**Data lines**.
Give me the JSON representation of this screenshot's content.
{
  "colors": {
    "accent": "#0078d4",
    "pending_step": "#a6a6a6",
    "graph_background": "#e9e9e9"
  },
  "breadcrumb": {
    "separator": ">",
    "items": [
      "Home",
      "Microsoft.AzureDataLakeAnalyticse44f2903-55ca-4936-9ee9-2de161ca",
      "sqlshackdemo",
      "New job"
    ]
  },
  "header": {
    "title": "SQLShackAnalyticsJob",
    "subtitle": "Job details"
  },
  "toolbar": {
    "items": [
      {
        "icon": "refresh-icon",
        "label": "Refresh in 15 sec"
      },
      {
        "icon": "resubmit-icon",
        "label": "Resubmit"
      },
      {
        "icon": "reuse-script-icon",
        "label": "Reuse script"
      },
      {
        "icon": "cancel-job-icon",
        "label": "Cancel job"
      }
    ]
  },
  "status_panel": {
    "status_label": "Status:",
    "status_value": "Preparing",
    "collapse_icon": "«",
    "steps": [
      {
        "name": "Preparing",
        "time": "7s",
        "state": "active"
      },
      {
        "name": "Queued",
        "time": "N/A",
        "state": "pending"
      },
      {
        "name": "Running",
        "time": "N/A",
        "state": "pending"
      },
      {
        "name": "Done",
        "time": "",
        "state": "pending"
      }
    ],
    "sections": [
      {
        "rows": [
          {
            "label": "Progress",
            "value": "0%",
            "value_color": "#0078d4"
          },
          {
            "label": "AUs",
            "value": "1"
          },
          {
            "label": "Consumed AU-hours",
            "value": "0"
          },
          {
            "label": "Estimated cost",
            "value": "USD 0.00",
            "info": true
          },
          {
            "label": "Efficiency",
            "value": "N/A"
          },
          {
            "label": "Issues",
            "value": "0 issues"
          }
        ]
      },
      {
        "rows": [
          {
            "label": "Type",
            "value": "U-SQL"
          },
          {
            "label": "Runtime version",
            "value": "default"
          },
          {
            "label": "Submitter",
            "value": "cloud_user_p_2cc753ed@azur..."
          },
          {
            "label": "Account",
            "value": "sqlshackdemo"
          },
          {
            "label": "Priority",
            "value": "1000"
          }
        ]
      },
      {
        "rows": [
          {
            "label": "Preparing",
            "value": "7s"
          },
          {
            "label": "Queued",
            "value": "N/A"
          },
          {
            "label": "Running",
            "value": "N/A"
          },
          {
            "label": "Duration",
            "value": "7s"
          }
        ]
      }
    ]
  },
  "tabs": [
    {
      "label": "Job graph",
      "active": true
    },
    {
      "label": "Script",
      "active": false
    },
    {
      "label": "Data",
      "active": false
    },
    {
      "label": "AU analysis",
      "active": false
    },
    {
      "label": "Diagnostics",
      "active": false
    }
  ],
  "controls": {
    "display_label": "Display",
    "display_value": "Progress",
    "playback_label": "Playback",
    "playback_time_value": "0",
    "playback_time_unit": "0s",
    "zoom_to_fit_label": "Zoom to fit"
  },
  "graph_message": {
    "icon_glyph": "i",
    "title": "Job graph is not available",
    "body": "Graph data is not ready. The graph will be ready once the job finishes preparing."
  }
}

**Instructions for the task**.
Retype the data in full and match it exactly.

**Output below**.
Give me the JSON representation of this screenshot's content.
{
  "colors": {
    "accent": "#0078d4",
    "pending_step": "#a6a6a6",
    "graph_background": "#e9e9e9"
  },
  "breadcrumb": {
    "separator": ">",
    "items": [
      "Home",
      "Microsoft.AzureDataLakeAnalyticse44f2903-55ca-4936-9ee9-2de161ca",
      "sqlshackdemo",
      "New job"
    ]
  },
  "header": {
    "title": "SQLShackAnalyticsJob",
    "subtitle": "Job details"
  },
  "toolbar": {
    "items": [
      {
        "icon": "refresh-icon",
        "label": "Refresh in 15 sec"
      },
      {
        "icon": "resubmit-icon",
        "label": "Resubmit"
      },
      {
        "icon": "reuse-script-icon",
        "label": "Reuse script"
      },
      {
        "icon": "cancel-job-icon",
        "label": "Cancel job"
      }
    ]
  },
  "status_panel": {
    "status_label": "Status:",
    "status_value": "Preparing",
    "collapse_icon": "«",
    "steps": [
      {
        "name": "Preparing",
        "time": "7s",
        "state": "active"
      },
      {
        "name": "Queued",
        "time": "N/A",
        "state": "pending"
      },
      {
        "name": "Running",
        "time": "N/A",
        "state": "pending"
      },
      {
        "name": "Done",
        "time": "",
        "state": "pending"
      }
    ],
    "sections": [
      {
        "rows": [
          {
            "label": "Progress",
            "value": "0%",
            "value_color": "#0078d4"
          },
          {
            "label": "AUs",
            "value": "1"
          },
          {
            "label": "Consumed AU-hours",
            "value": "0"
          },
          {
            "label": "Estimated cost",
            "value": "USD 0.00",
            "info": true
          },
          {
            "label": "Efficiency",
            "value": "N/A"
          },
          {
            "label": "Issues",
            "value": "0 issues"
          }
        ]
      },
      {
        "rows": [
          {
            "label": "Type",
            "value": "U-SQL"
          },
          {
            "label": "Runtime version",
            "value": "default"
          },
          {
            "label": "Submitter",
            "value": "cloud_user_p_2cc753ed@azur..."
          },
          {
            "label": "Account",
            "value": "sqlshackdemo"
          },
          {
            "label": "Priority",
            "value": "1000"
          }
        ]
      },
      {
        "rows": [
          {
            "label": "Preparing",
            "value": "7s"
          },
          {
            "label": "Queued",
            "value": "N/A"
          },
          {
            "label": "Running",
            "value": "N/A"
          },
          {
            "label": "Duration",
            "value": "7s"
          }
        ]
      }
    ]
  },
  "tabs": [
    {
      "label": "Job graph",
      "active": true
    },
    {
      "label": "Script",
      "active": false
    },
    {
      "label": "Data",
      "active": false
    },
    {
      "label": "AU analysis",
      "active": false
    },
    {
      "label": "Diagnostics",
      "active": false
    }
  ],
  "controls": {
    "display_label": "Display",
    "display_value": "Progress",
    "playback_label": "Playback",
    "playback_time_value": "0",
    "playback_time_unit": "0s",
    "zoom_to_fit_label": "Zoom to fit"
  },
  "graph_message": {
    "icon_glyph": "i",
    "title": "Job graph is not available",
    "body": "Graph data is not ready. The graph will be ready once the job finishes preparing."
  }
}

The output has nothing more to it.